What the exercise asks: Read the data and repeat it in full, exactly.
**********
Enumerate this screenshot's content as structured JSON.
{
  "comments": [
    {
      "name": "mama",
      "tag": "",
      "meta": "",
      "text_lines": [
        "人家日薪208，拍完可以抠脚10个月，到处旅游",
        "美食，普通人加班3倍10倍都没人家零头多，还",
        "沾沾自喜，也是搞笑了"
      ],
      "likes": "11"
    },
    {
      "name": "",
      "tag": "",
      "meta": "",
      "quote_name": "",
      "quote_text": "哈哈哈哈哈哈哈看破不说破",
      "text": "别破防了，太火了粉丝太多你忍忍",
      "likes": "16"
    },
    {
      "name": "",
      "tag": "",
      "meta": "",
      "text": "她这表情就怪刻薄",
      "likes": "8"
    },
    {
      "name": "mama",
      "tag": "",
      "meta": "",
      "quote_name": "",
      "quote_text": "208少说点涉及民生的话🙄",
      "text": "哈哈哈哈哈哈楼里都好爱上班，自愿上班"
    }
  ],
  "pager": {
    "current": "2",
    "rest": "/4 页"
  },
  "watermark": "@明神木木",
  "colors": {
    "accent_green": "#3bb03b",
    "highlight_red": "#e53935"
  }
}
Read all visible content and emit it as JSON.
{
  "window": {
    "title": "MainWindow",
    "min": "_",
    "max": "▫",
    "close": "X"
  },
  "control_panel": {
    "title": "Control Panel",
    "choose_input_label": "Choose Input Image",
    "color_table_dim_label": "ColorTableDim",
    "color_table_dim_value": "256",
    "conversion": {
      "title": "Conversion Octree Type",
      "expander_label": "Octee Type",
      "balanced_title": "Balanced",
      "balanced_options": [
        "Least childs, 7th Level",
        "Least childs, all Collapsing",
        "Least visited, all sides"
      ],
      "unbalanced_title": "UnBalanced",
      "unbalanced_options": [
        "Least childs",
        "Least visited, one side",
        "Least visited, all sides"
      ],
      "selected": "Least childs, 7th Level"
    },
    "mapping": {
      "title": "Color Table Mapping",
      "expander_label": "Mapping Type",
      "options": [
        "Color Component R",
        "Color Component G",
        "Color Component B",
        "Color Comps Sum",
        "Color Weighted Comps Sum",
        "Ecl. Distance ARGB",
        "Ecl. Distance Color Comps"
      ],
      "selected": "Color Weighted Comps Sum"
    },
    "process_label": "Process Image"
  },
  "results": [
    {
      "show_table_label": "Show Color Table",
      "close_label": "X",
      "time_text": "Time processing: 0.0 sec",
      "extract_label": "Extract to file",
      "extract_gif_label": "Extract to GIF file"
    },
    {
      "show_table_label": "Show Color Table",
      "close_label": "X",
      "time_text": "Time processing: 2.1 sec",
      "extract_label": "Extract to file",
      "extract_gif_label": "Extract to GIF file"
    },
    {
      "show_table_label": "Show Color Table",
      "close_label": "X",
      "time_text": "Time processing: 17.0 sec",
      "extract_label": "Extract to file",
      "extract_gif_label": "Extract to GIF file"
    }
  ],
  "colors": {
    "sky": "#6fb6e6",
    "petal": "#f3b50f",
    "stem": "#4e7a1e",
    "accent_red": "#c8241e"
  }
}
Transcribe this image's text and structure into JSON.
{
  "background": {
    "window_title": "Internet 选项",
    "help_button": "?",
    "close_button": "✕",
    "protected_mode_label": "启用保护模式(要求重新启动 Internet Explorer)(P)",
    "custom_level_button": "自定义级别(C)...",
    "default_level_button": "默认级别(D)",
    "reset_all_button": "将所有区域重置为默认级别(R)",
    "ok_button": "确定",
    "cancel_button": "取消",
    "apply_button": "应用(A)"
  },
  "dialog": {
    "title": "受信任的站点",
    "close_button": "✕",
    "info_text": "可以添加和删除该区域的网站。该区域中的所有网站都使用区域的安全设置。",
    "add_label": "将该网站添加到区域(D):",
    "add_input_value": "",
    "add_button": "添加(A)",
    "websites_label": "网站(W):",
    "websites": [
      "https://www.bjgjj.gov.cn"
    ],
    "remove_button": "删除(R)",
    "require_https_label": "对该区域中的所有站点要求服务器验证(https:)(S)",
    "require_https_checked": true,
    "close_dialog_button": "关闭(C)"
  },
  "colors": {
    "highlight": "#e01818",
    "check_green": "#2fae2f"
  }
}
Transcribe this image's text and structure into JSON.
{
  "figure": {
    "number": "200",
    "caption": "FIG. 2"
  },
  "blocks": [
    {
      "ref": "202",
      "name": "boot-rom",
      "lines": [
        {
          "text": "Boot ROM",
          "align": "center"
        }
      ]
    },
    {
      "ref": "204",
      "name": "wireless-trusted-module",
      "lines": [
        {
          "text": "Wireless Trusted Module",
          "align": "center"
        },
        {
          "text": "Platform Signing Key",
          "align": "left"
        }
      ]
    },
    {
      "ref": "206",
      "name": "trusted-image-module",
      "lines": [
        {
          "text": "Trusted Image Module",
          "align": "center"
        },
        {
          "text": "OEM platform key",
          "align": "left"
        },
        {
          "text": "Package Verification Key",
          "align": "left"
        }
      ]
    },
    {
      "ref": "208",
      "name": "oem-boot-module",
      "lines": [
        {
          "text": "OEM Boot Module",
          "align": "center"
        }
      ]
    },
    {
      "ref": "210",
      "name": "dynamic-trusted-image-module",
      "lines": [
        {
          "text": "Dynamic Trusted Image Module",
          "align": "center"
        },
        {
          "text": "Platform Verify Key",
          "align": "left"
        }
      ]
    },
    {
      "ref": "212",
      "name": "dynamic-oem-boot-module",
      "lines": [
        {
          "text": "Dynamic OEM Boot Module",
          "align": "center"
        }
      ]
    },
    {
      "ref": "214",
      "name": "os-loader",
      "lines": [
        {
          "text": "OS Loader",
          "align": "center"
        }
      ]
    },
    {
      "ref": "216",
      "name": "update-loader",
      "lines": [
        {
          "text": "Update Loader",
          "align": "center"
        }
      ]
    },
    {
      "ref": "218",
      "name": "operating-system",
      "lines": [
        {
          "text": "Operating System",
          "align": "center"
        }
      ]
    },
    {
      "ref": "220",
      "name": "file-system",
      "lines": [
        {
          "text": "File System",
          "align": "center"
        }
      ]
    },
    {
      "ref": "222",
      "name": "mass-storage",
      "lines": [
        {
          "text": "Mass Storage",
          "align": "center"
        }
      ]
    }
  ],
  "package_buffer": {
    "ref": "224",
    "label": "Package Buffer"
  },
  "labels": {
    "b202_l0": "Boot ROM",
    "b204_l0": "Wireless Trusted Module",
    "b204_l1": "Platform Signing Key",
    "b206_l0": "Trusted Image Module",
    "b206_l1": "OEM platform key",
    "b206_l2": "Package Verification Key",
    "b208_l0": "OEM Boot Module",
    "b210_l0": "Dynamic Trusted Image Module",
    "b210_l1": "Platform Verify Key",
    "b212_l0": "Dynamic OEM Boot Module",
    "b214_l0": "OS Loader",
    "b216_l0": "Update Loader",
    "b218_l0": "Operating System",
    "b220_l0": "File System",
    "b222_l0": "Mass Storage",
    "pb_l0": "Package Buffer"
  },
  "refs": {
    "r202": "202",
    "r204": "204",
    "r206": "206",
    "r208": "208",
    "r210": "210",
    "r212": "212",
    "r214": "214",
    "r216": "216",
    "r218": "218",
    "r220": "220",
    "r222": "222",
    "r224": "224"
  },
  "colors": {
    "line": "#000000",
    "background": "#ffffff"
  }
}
**********
Task output:
Enumerate this screenshot's content as structured JSON.
{
  "comments": [
    {
      "name": "mama",
      "tag": "",
      "meta": "",
      "text_lines": [
        "人家日薪208，拍完可以抠脚10个月，到处旅游",
        "美食，普通人加班3倍10倍都没人家零头多，还",
        "沾沾自喜，也是搞笑了"
      ],
      "likes": "11"
    },
    {
      "name": "",
      "tag": "",
      "meta": "",
      "quote_name": "",
      "quote_text": "哈哈哈哈哈哈哈看破不说破",
      "text": "别破防了，太火了粉丝太多你忍忍",
      "likes": "16"
    },
    {
      "name": "",
      "tag": "",
      "meta": "",
      "text": "她这表情就怪刻薄",
      "likes": "8"
    },
    {
      "name": "mama",
      "tag": "",
      "meta": "",
      "quote_name": "",
      "quote_text": "208少说点涉及民生的话🙄",
      "text": "哈哈哈哈哈哈楼里都好爱上班，自愿上班"
    }
  ],
  "pager": {
    "current": "2",
    "rest": "/4 页"
  },
  "watermark": "@明神木木",
  "colors": {
    "accent_green": "#3bb03b",
    "highlight_red": "#e53935"
  }
}
Read all visible content and emit it as JSON.
{
  "window": {
    "title": "MainWindow",
    "min": "_",
    "max": "▫",
    "close": "X"
  },
  "control_panel": {
    "title": "Control Panel",
    "choose_input_label": "Choose Input Image",
    "color_table_dim_label": "ColorTableDim",
    "color_table_dim_value": "256",
    "conversion": {
      "title": "Conversion Octree Type",
      "expander_label": "Octee Type",
      "balanced_title": "Balanced",
      "balanced_options": [
        "Least childs, 7th Level",
        "Least childs, all Collapsing",
        "Least visited, all sides"
      ],
      "unbalanced_title": "UnBalanced",
      "unbalanced_options": [
        "Least childs",
        "Least visited, one side",
        "Least visited, all sides"
      ],
      "selected": "Least childs, 7th Level"
    },
    "mapping": {
      "title": "Color Table Mapping",
      "expander_label": "Mapping Type",
      "options": [
        "Color Component R",
        "Color Component G",
        "Color Component B",
        "Color Comps Sum",
        "Color Weighted Comps Sum",
        "Ecl. Distance ARGB",
        "Ecl. Distance Color Comps"
      ],
      "selected": "Color Weighted Comps Sum"
    },
    "process_label": "Process Image"
  },
  "results": [
    {
      "show_table_label": "Show Color Table",
      "close_label": "X",
      "time_text": "Time processing: 0.0 sec",
      "extract_label": "Extract to file",
      "extract_gif_label": "Extract to GIF file"
    },
    {
      "show_table_label": "Show Color Table",
      "close_label": "X",
      "time_text": "Time processing: 2.1 sec",
      "extract_label": "Extract to file",
      "extract_gif_label": "Extract to GIF file"
    },
    {
      "show_table_label": "Show Color Table",
      "close_label": "X",
      "time_text": "Time processing: 17.0 sec",
      "extract_label": "Extract to file",
      "extract_gif_label": "Extract to GIF file"
    }
  ],
  "colors": {
    "sky": "#6fb6e6",
    "petal": "#f3b50f",
    "stem": "#4e7a1e",
    "accent_red": "#c8241e"
  }
}
Transcribe this image's text and structure into JSON.
{
  "background": {
    "window_title": "Internet 选项",
    "help_button": "?",
    "close_button": "✕",
    "protected_mode_label": "启用保护模式(要求重新启动 Internet Explorer)(P)",
    "custom_level_button": "自定义级别(C)...",
    "default_level_button": "默认级别(D)",
    "reset_all_button": "将所有区域重置为默认级别(R)",
    "ok_button": "确定",
    "cancel_button": "取消",
    "apply_button": "应用(A)"
  },
  "dialog": {
    "title": "受信任的站点",
    "close_button": "✕",
    "info_text": "可以添加和删除该区域的网站。该区域中的所有网站都使用区域的安全设置。",
    "add_label": "将该网站添加到区域(D):",
    "add_input_value": "",
    "add_button": "添加(A)",
    "websites_label": "网站(W):",
    "websites": [
      "https://www.bjgjj.gov.cn"
    ],
    "remove_button": "删除(R)",
    "require_https_label": "对该区域中的所有站点要求服务器验证(https:)(S)",
    "require_https_checked": true,
    "close_dialog_button": "关闭(C)"
  },
  "colors": {
    "highlight": "#e01818",
    "check_green": "#2fae2f"
  }
}
Transcribe this image's text and structure into JSON.
{
  "figure": {
    "number": "200",
    "caption": "FIG. 2"
  },
  "blocks": [
    {
      "ref": "202",
      "name": "boot-rom",
      "lines": [
        {
          "text": "Boot ROM",
          "align": "center"
        }
      ]
    },
    {
      "ref": "204",
      "name": "wireless-trusted-module",
      "lines": [
        {
          "text": "Wireless Trusted Module",
          "align": "center"
        },
        {
          "text": "Platform Signing Key",
          "align": "left"
        }
      ]
    },
    {
      "ref": "206",
      "name": "trusted-image-module",
      "lines": [
        {
          "text": "Trusted Image Module",
          "align": "center"
        },
        {
          "text": "OEM platform key",
          "align": "left"
        },
        {
          "text": "Package Verification Key",
          "align": "left"
        }
      ]
    },
    {
      "ref": "208",
      "name": "oem-boot-module",
      "lines": [
        {
          "text": "OEM Boot Module",
          "align": "center"
        }
      ]
    },
    {
      "ref": "210",
      "name": "dynamic-trusted-image-module",
      "lines": [
        {
          "text": "Dynamic Trusted Image Module",
          "align": "center"
        },
        {
          "text": "Platform Verify Key",
          "align": "left"
        }
      ]
    },
    {
      "ref": "212",
      "name": "dynamic-oem-boot-module",
      "lines": [
        {
          "text": "Dynamic OEM Boot Module",
          "align": "center"
        }
      ]
    },
    {
      "ref": "214",
      "name": "os-loader",
      "lines": [
        {
          "text": "OS Loader",
          "align": "center"
        }
      ]
    },
    {
      "ref": "216",
      "name": "update-loader",
      "lines": [
        {
          "text": "Update Loader",
          "align": "center"
        }
      ]
    },
    {
      "ref": "218",
      "name": "operating-system",
      "lines": [
        {
          "text": "Operating System",
          "align": "center"
        }
      ]
    },
    {
      "ref": "220",
      "name": "file-system",
      "lines": [
        {
          "text": "File System",
          "align": "center"
        }
      ]
    },
    {
      "ref": "222",
      "name": "mass-storage",
      "lines": [
        {
          "text": "Mass Storage",
          "align": "center"
        }
      ]
    }
  ],
  "package_buffer": {
    "ref": "224",
    "label": "Package Buffer"
  },
  "labels": {
    "b202_l0": "Boot ROM",
    "b204_l0": "Wireless Trusted Module",
    "b204_l1": "Platform Signing Key",
    "b206_l0": "Trusted Image Module",
    "b206_l1": "OEM platform key",
    "b206_l2": "Package Verification Key",
    "b208_l0": "OEM Boot Module",
    "b210_l0": "Dynamic Trusted Image Module",
    "b210_l1": "Platform Verify Key",
    "b212_l0": "Dynamic OEM Boot Module",
    "b214_l0": "OS Loader",
    "b216_l0": "Update Loader",
    "b218_l0": "Operating System",
    "b220_l0": "File System",
    "b222_l0": "Mass Storage",
    "pb_l0": "Package Buffer"
  },
  "refs": {
    "r202": "202",
    "r204": "204",
    "r206": "206",
    "r208": "208",
    "r210": "210",
    "r212": "212",
    "r214": "214",
    "r216": "216",
    "r218": "218",
    "r220": "220",
    "r222": "222",
    "r224": "224"
  },
  "colors": {
    "line": "#000000",
    "background": "#ffffff"
  }
}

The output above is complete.